# TASK STATEMENT:
Scan the material below for the string "text", and copy every line where it shows up.

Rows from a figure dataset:
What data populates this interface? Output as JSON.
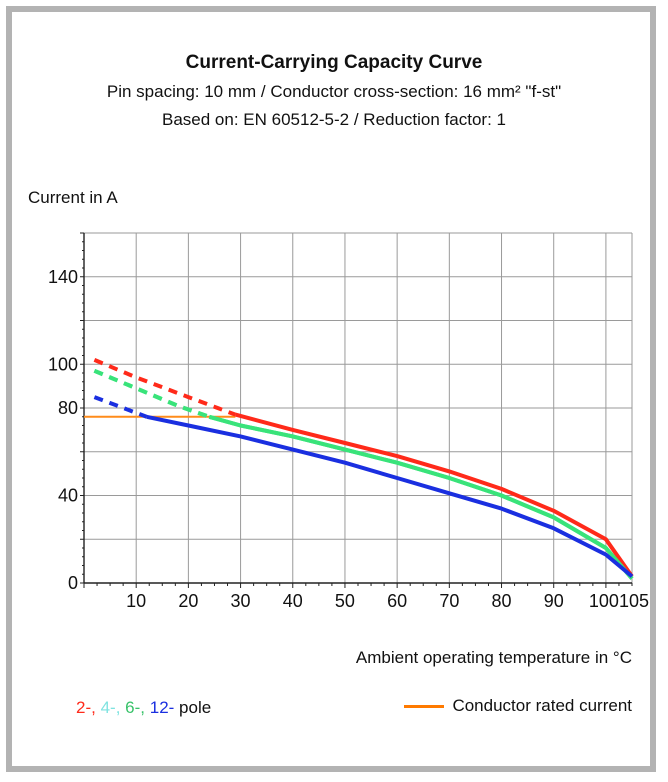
{
  "chart_data": {
    "type": "line",
    "title": "Current-Carrying Capacity Curve",
    "subtitle_lines": [
      "Pin spacing: 10 mm / Conductor cross-section: 16 mm² \"f-st\"",
      "Based on: EN 60512-5-2 / Reduction factor: 1"
    ],
    "ylabel": "Current in A",
    "xlabel": "Ambient operating temperature in °C",
    "xlim": [
      0,
      105
    ],
    "ylim": [
      0,
      160
    ],
    "x_ticks": [
      10,
      20,
      30,
      40,
      50,
      60,
      70,
      80,
      90,
      100,
      105
    ],
    "x_tick_labels": [
      "10",
      "20",
      "30",
      "40",
      "50",
      "60",
      "70",
      "80",
      "90",
      "100",
      "105"
    ],
    "y_ticks": [
      0,
      40,
      80,
      100,
      140
    ],
    "y_tick_labels": [
      "0",
      "40",
      "80",
      "100",
      "140"
    ],
    "grid": true,
    "series": [
      {
        "name": "2-",
        "color": "#ff2a1a",
        "dashed_until_x": 29,
        "points": [
          [
            2,
            102
          ],
          [
            10,
            94
          ],
          [
            20,
            85
          ],
          [
            29,
            77
          ],
          [
            40,
            70
          ],
          [
            50,
            64
          ],
          [
            60,
            58
          ],
          [
            70,
            51
          ],
          [
            80,
            43
          ],
          [
            90,
            33
          ],
          [
            100,
            20
          ],
          [
            105,
            3
          ]
        ]
      },
      {
        "name": "4-",
        "color": "#39e37a",
        "dashed_until_x": 24,
        "points": [
          [
            2,
            97
          ],
          [
            10,
            89
          ],
          [
            18,
            81
          ],
          [
            24,
            76
          ],
          [
            30,
            72
          ],
          [
            40,
            67
          ],
          [
            50,
            61
          ],
          [
            60,
            55
          ],
          [
            70,
            48
          ],
          [
            80,
            40
          ],
          [
            90,
            30
          ],
          [
            100,
            16
          ],
          [
            105,
            2
          ]
        ]
      },
      {
        "name": "6-",
        "color": "#39e37a",
        "dashed_until_x": 24,
        "points": [
          [
            2,
            97
          ],
          [
            10,
            89
          ],
          [
            18,
            81
          ],
          [
            24,
            76
          ],
          [
            30,
            72
          ],
          [
            40,
            67
          ],
          [
            50,
            61
          ],
          [
            60,
            55
          ],
          [
            70,
            48
          ],
          [
            80,
            40
          ],
          [
            90,
            30
          ],
          [
            100,
            16
          ],
          [
            105,
            2
          ]
        ]
      },
      {
        "name": "12-",
        "color": "#1a2fe0",
        "dashed_until_x": 12,
        "points": [
          [
            2,
            85
          ],
          [
            12,
            76
          ],
          [
            20,
            72
          ],
          [
            30,
            67
          ],
          [
            40,
            61
          ],
          [
            50,
            55
          ],
          [
            60,
            48
          ],
          [
            70,
            41
          ],
          [
            80,
            34
          ],
          [
            90,
            25
          ],
          [
            100,
            13
          ],
          [
            105,
            3
          ]
        ]
      }
    ],
    "reference_line": {
      "name": "Conductor rated current",
      "color": "#ff8c1a",
      "y": 76,
      "x_range": [
        0,
        29
      ]
    }
  },
  "legend": {
    "pole_parts": [
      {
        "text": "2-",
        "color": "#ff2a1a"
      },
      {
        "text": ", ",
        "color": "#ff2a1a"
      },
      {
        "text": "4-",
        "color": "#7fe3e0"
      },
      {
        "text": ", ",
        "color": "#7fe3e0"
      },
      {
        "text": "6-",
        "color": "#39c26a"
      },
      {
        "text": ", ",
        "color": "#39c26a"
      },
      {
        "text": "12-",
        "color": "#1a2fe0"
      },
      {
        "text": " pole",
        "color": "#111111"
      }
    ],
    "rated_label": "Conductor rated current"
  }
}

# TASK ANSWER:
        "text": "2-",
        "text": ", ",
        "text": "4-",
        "text": ", ",
        "text": "6-",
        "text": ", ",
        "text": "12-",
        "text": " pole",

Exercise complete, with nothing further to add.